## Prompt:
Make an exact copy of the entries below with the pictures removed.

## Source data:
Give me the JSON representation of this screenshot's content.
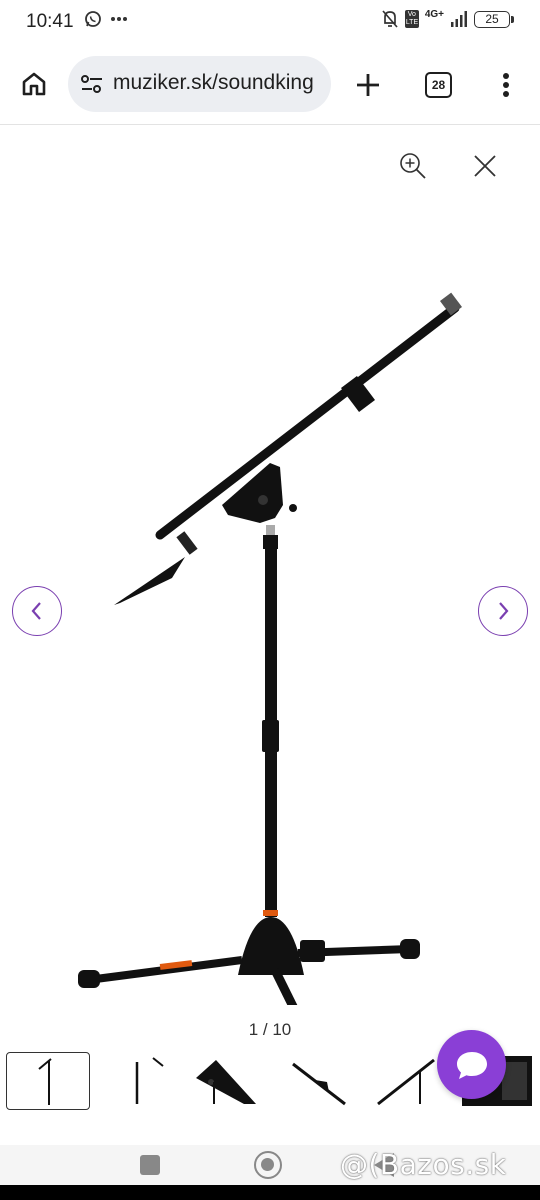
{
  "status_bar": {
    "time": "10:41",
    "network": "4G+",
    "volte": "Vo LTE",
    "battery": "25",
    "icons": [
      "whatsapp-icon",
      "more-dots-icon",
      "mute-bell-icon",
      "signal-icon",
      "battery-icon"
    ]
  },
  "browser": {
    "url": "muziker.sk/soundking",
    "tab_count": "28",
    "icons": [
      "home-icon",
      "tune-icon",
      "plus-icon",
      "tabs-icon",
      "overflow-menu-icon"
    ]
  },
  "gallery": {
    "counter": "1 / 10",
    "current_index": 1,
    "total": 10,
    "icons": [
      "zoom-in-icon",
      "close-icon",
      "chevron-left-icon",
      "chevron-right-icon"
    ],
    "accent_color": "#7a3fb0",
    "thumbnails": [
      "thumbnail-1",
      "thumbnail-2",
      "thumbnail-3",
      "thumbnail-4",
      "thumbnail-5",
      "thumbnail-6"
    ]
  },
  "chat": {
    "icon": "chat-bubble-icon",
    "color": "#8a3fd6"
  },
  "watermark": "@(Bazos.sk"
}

## Reply:
Give me the JSON representation of this screenshot's content.
{
  "status_bar": {
    "time": "10:41",
    "network": "4G+",
    "volte": "Vo LTE",
    "battery": "25",
    "icons": [
      "whatsapp-icon",
      "more-dots-icon",
      "mute-bell-icon",
      "signal-icon",
      "battery-icon"
    ]
  },
  "browser": {
    "url": "muziker.sk/soundking",
    "tab_count": "28",
    "icons": [
      "home-icon",
      "tune-icon",
      "plus-icon",
      "tabs-icon",
      "overflow-menu-icon"
    ]
  },
  "gallery": {
    "counter": "1 / 10",
    "current_index": 1,
    "total": 10,
    "icons": [
      "zoom-in-icon",
      "close-icon",
      "chevron-left-icon",
      "chevron-right-icon"
    ],
    "accent_color": "#7a3fb0",
    "thumbnails": [
      "thumbnail-1",
      "thumbnail-2",
      "thumbnail-3",
      "thumbnail-4",
      "thumbnail-5",
      "thumbnail-6"
    ]
  },
  "chat": {
    "icon": "chat-bubble-icon",
    "color": "#8a3fd6"
  },
  "watermark": "@(Bazos.sk"
}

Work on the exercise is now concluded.